- Stated problem -
With the pictures omitted, write out the entries that follow exactly as they stand.

- Data rows -
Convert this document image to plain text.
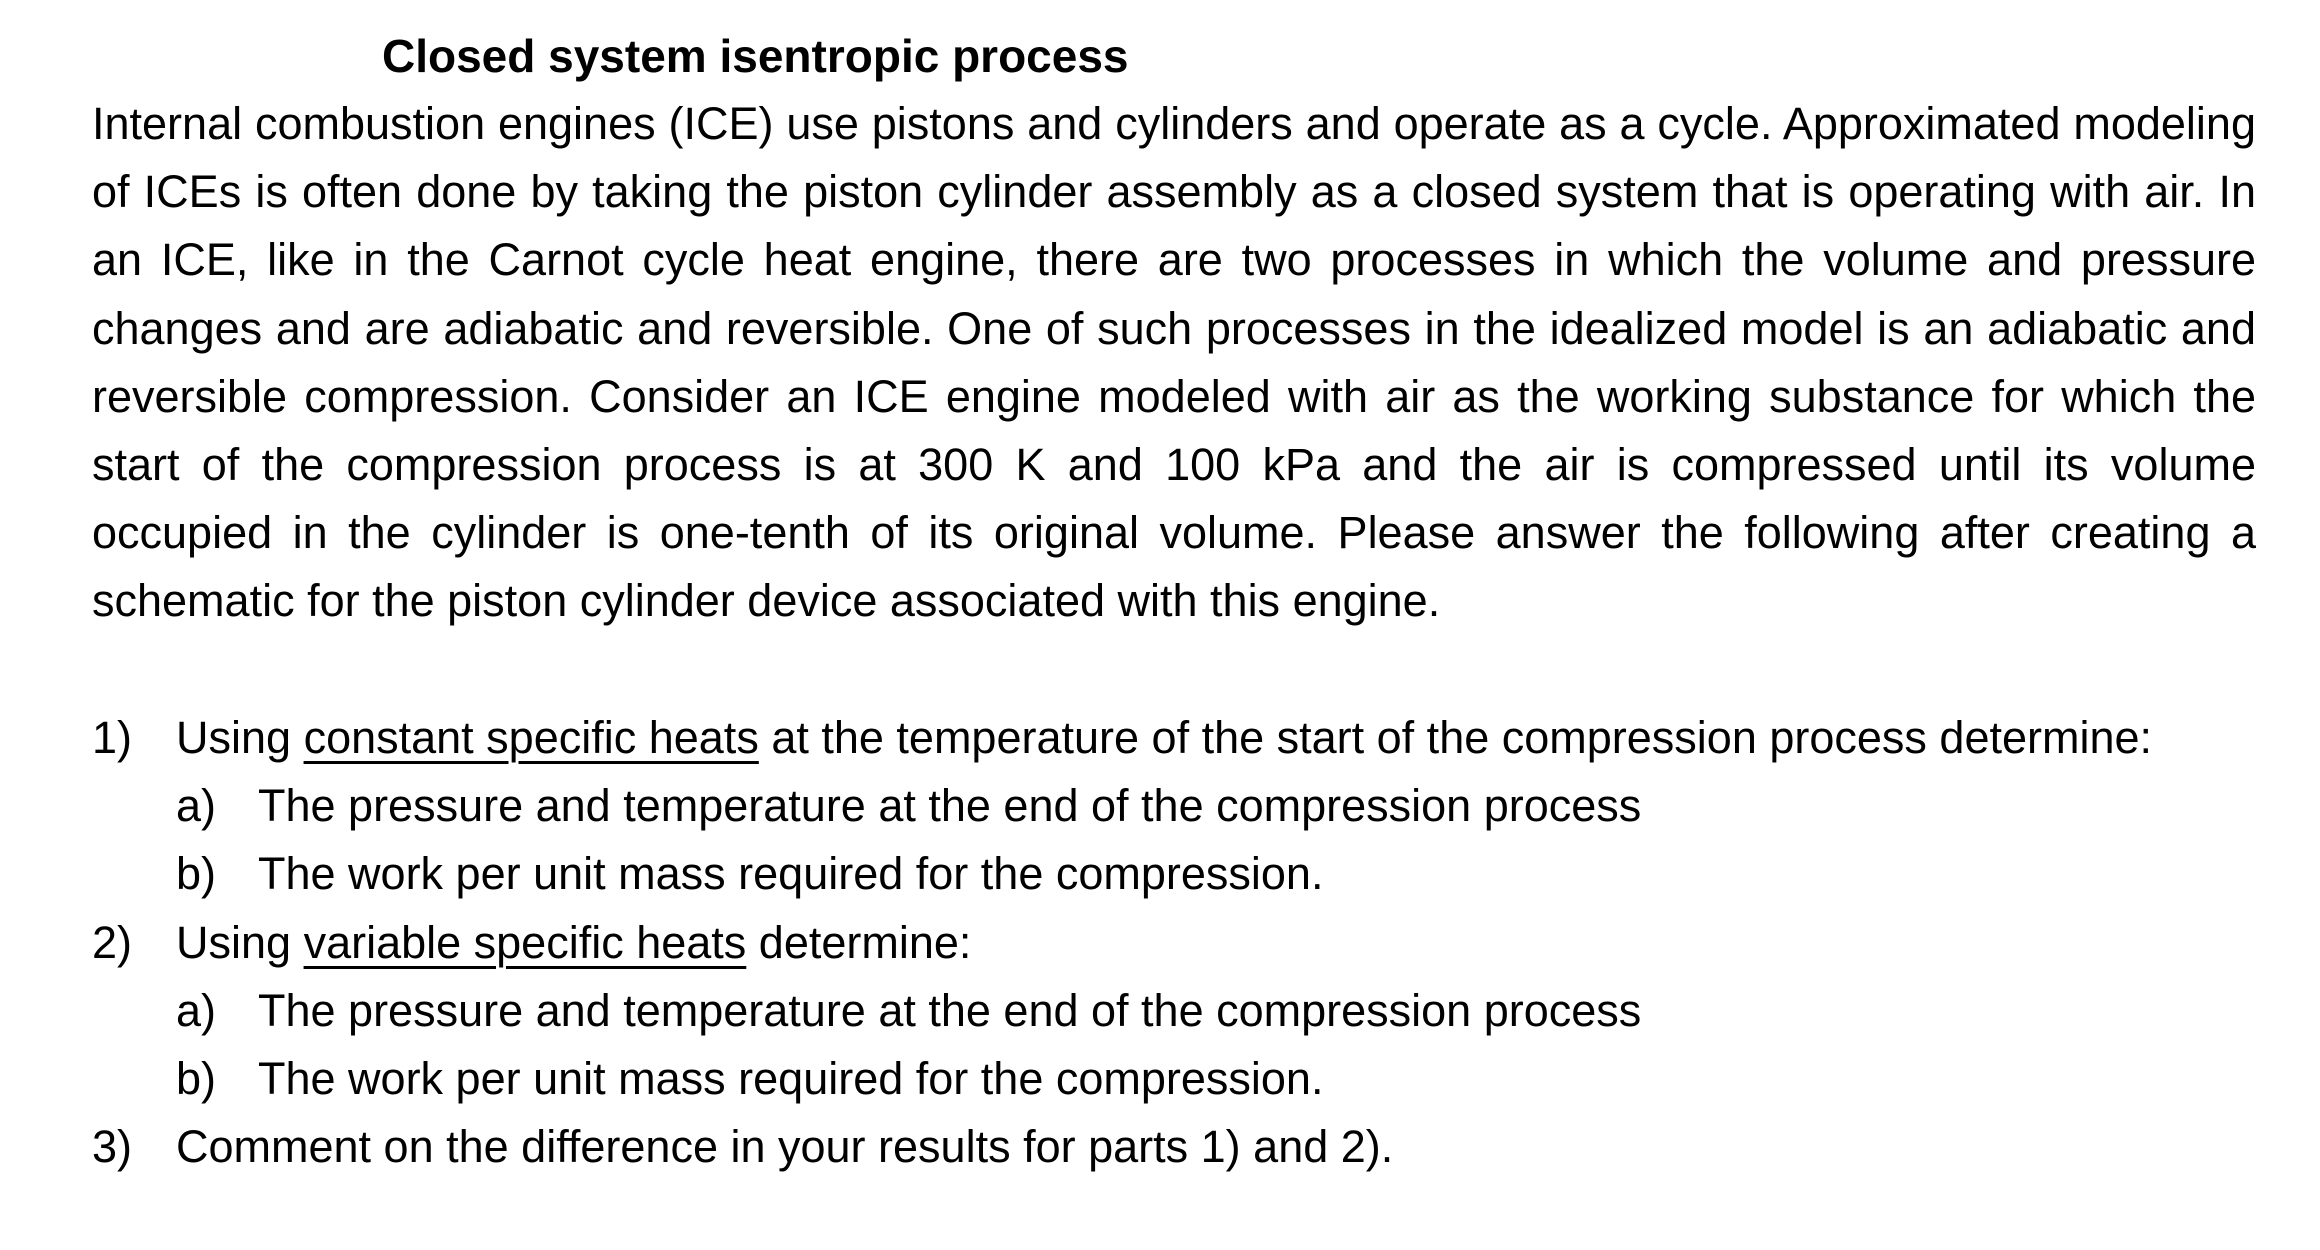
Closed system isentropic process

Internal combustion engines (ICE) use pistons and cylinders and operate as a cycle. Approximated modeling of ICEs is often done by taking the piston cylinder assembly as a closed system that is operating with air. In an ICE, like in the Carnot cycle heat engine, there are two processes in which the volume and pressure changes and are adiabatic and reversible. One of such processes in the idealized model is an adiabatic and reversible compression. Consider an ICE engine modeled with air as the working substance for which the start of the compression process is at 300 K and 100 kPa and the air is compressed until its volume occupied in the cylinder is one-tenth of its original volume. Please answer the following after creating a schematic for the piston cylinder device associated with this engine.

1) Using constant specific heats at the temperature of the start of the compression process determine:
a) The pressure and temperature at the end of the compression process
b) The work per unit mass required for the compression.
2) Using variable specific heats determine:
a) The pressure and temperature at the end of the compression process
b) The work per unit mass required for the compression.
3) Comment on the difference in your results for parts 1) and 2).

- Final answer -
Convert this document image to plain text.
Closed system isentropic process

Internal combustion engines (ICE) use pistons and cylinders and operate as a cycle. Approximated modeling of ICEs is often done by taking the piston cylinder assembly as a closed system that is operating with air. In an ICE, like in the Carnot cycle heat engine, there are two processes in which the volume and pressure changes and are adiabatic and reversible. One of such processes in the idealized model is an adiabatic and reversible compression. Consider an ICE engine modeled with air as the working substance for which the start of the compression process is at 300 K and 100 kPa and the air is compressed until its volume occupied in the cylinder is one-tenth of its original volume. Please answer the following after creating a schematic for the piston cylinder device associated with this engine.

1) Using constant specific heats at the temperature of the start of the compression process determine:
a) The pressure and temperature at the end of the compression process
b) The work per unit mass required for the compression.
2) Using variable specific heats determine:
a) The pressure and temperature at the end of the compression process
b) The work per unit mass required for the compression.
3) Comment on the difference in your results for parts 1) and 2).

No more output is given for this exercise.